» **TASK OBJECTIVE**
Only the pictures stay out; every record is to be quoted exactly.

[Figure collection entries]
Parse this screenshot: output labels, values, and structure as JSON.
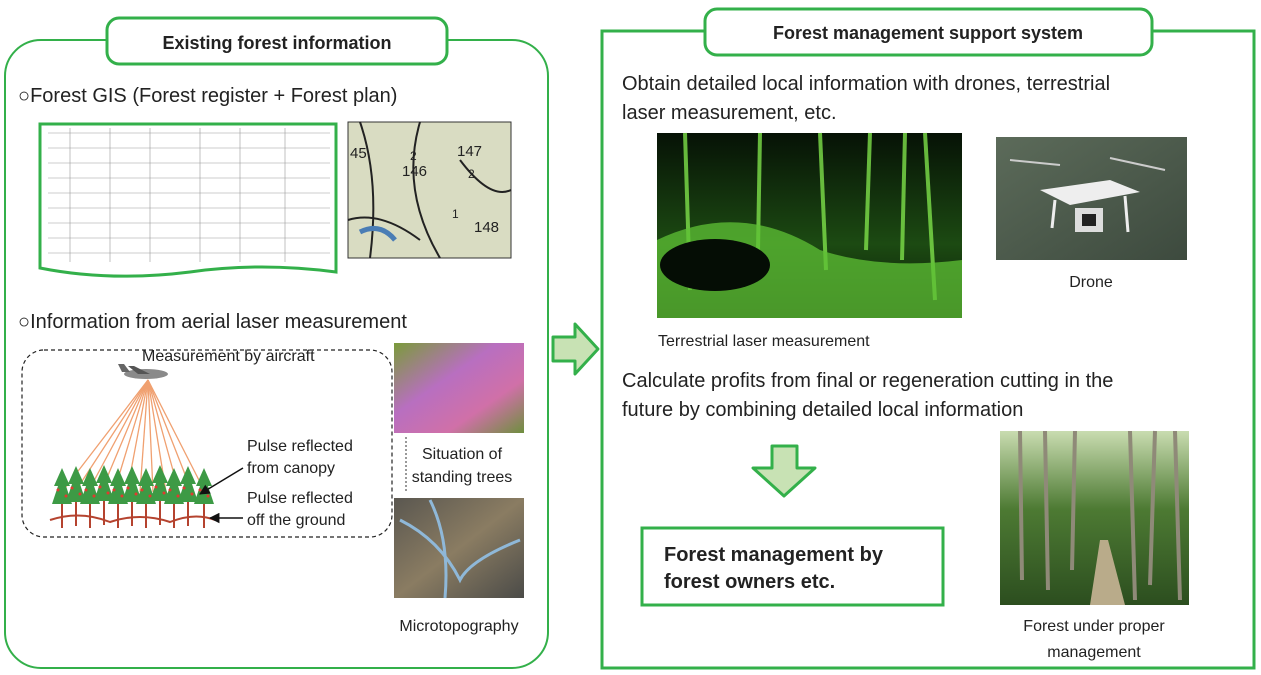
{
  "left_panel": {
    "title": "Existing forest information",
    "gis": {
      "heading": "○Forest GIS (Forest register + Forest plan)",
      "map_labels": [
        "45",
        "146",
        "147",
        "148",
        "2",
        "2",
        "1"
      ]
    },
    "aerial": {
      "heading": "○Information from aerial laser measurement",
      "aircraft_label": "Measurement by aircraft",
      "canopy_label": [
        "Pulse reflected",
        "from canopy"
      ],
      "ground_label": [
        "Pulse reflected",
        "off the ground"
      ],
      "trees_caption": [
        "Situation of",
        "standing trees"
      ],
      "topo_caption": "Microtopography"
    }
  },
  "right_panel": {
    "title": "Forest management support system",
    "obtain_text": [
      "Obtain detailed local information with drones, terrestrial",
      "laser measurement, etc."
    ],
    "lidar_caption": "Terrestrial laser measurement",
    "drone_caption": "Drone",
    "calculate_text": [
      "Calculate profits from final or regeneration cutting in the",
      "future by combining detailed local information"
    ],
    "result_box": [
      "Forest management by",
      "forest owners etc."
    ],
    "forest_caption": [
      "Forest under proper",
      "management"
    ]
  }
}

» **SOLVED PROBLEM**
Parse this screenshot: output labels, values, and structure as JSON.
{
  "left_panel": {
    "title": "Existing forest information",
    "gis": {
      "heading": "○Forest GIS (Forest register + Forest plan)",
      "map_labels": [
        "45",
        "146",
        "147",
        "148",
        "2",
        "2",
        "1"
      ]
    },
    "aerial": {
      "heading": "○Information from aerial laser measurement",
      "aircraft_label": "Measurement by aircraft",
      "canopy_label": [
        "Pulse reflected",
        "from canopy"
      ],
      "ground_label": [
        "Pulse reflected",
        "off the ground"
      ],
      "trees_caption": [
        "Situation of",
        "standing trees"
      ],
      "topo_caption": "Microtopography"
    }
  },
  "right_panel": {
    "title": "Forest management support system",
    "obtain_text": [
      "Obtain detailed local information with drones, terrestrial",
      "laser measurement, etc."
    ],
    "lidar_caption": "Terrestrial laser measurement",
    "drone_caption": "Drone",
    "calculate_text": [
      "Calculate profits from final or regeneration cutting in the",
      "future by combining detailed local information"
    ],
    "result_box": [
      "Forest management by",
      "forest owners etc."
    ],
    "forest_caption": [
      "Forest under proper",
      "management"
    ]
  }
}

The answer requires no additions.